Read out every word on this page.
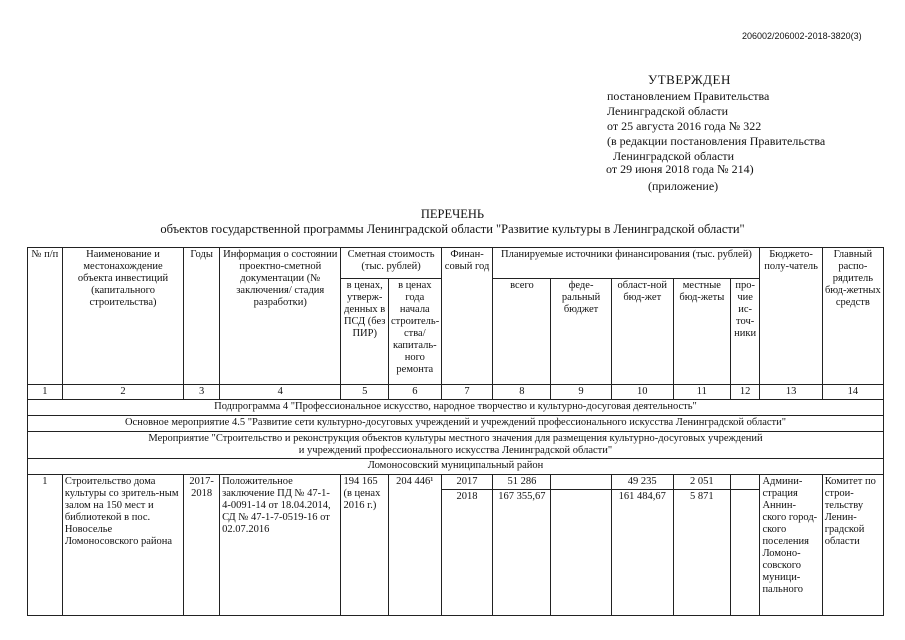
206002/206002-2018-3820(3)
УТВЕРЖДЕН
постановлением Правительства
Ленинградской области
от 25 августа 2016 года № 322
(в редакции постановления Правительства
Ленинградской области
от 29 июня 2018 года № 214)
(приложение)
ПЕРЕЧЕНЬ
объектов государственной программы Ленинградской области "Развитие культуры в Ленинградской области"
№ п/п	Наименование и местонахождение объекта инвестиций (капитального строительства)	Годы	Информация о состоянии проектно-сметной документации (№ заключения/ стадия разработки)	Сметная стоимость (тыс. рублей)		Финан-совый год	Планируемые источники финансирования (тыс. рублей)					Бюджето-полу-чатель	Главный распо-рядитель бюд-жетных средств
				в ценах, утверж-денных в ПСД (без ПИР)	в ценах года начала строитель-ства/ капиталь-ного ремонта		всего	феде-ральный бюджет	област-ной бюд-жет	местные бюд-жеты	про-чие ис-точ-ники		
1	2	3	4	5	6	7	8	9	10	11	12	13	14
Подпрограмма 4 "Профессиональное искусство, народное творчество и культурно-досуговая деятельность"													
Основное мероприятие 4.5 "Развитие сети культурно-досуговых учреждений и учреждений профессионального искусства Ленинградской области"													

Мероприятие "Строительство и реконструкция объектов культуры местного значения для размещения культурно-досуговых учреждений
и учреждений профессионального искусства Ленинградской области"													

Ломоносовский муниципальный район													
1	Строительство дома культуры со зритель-ным залом на 150 мест и библиотекой в пос. Новоселье Ломоносовского района	2017-2018	Положительное заключение ПД № 47-1-4-0091-14 от 18.04.2014, СД № 47-1-7-0519-16 от 02.07.2016	194 165 (в ценах 2016 г.)	204 446¹	2017	51 286		49 235	2 051		Админи-страция Аннин-ского город-ского поселения Ломоно-совского муници-пального	Комитет по строи-тельству Ленин-градской области
						2018	167 355,67		161 484,67	5 871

====================

Give back only a number, the number of lines where the string "учреждений" occurs.

3